TASK TO CARRY OUT = From the listing below, pull out every line where the string "amount" appears.

Dataset items:
........

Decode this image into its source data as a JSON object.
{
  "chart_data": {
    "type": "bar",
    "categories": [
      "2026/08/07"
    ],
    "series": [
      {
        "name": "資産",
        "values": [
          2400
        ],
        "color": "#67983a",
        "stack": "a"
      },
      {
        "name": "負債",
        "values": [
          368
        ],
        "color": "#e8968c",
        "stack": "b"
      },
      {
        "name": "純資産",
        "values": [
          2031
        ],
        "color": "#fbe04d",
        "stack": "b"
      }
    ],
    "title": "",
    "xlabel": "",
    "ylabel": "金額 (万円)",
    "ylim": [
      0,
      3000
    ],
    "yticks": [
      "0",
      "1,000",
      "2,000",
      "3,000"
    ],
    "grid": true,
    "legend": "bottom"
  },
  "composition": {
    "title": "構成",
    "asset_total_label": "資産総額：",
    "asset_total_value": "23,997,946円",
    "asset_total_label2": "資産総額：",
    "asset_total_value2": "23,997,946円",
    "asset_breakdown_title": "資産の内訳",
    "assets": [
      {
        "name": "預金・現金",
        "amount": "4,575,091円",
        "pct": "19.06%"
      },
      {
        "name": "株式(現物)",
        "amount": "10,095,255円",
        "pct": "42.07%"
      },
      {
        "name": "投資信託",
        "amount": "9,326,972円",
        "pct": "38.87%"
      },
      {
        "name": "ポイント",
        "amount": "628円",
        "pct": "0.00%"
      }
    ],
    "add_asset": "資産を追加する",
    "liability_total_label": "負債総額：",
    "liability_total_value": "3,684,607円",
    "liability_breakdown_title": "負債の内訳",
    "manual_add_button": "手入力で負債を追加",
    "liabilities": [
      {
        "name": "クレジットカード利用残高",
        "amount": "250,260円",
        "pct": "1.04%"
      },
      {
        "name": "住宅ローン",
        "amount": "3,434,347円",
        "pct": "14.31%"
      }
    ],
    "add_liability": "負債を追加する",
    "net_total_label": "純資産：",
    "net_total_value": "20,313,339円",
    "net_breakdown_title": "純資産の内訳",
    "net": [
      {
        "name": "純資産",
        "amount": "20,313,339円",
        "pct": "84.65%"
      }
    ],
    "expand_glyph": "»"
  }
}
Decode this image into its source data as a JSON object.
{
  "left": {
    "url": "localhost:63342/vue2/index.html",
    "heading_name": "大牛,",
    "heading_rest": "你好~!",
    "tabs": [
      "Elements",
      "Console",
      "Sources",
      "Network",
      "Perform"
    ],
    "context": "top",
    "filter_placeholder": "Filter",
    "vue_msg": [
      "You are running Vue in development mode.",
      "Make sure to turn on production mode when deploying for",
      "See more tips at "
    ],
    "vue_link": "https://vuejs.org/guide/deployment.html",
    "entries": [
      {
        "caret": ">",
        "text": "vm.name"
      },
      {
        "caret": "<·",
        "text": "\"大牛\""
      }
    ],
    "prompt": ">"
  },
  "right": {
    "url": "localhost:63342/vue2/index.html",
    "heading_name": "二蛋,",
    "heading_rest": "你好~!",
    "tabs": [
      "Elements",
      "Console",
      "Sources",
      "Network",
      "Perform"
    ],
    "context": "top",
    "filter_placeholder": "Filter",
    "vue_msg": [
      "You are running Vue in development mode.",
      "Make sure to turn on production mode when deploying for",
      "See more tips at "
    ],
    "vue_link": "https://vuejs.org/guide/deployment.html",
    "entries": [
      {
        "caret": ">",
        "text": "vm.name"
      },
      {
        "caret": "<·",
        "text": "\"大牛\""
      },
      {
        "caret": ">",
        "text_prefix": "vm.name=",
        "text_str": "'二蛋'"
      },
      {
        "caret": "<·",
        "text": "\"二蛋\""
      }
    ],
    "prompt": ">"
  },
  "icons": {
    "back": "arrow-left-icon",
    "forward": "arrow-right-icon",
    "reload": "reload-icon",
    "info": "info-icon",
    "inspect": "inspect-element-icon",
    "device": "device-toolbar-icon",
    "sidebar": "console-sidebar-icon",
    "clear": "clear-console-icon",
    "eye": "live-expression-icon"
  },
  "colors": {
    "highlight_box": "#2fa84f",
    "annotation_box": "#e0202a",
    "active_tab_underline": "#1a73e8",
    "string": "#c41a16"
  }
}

........

CORRECT ANSWER =
        "amount": "4,575,091円",
        "amount": "10,095,255円",
        "amount": "9,326,972円",
        "amount": "628円",
        "amount": "250,260円",
        "amount": "3,434,347円",
        "amount": "20,313,339円",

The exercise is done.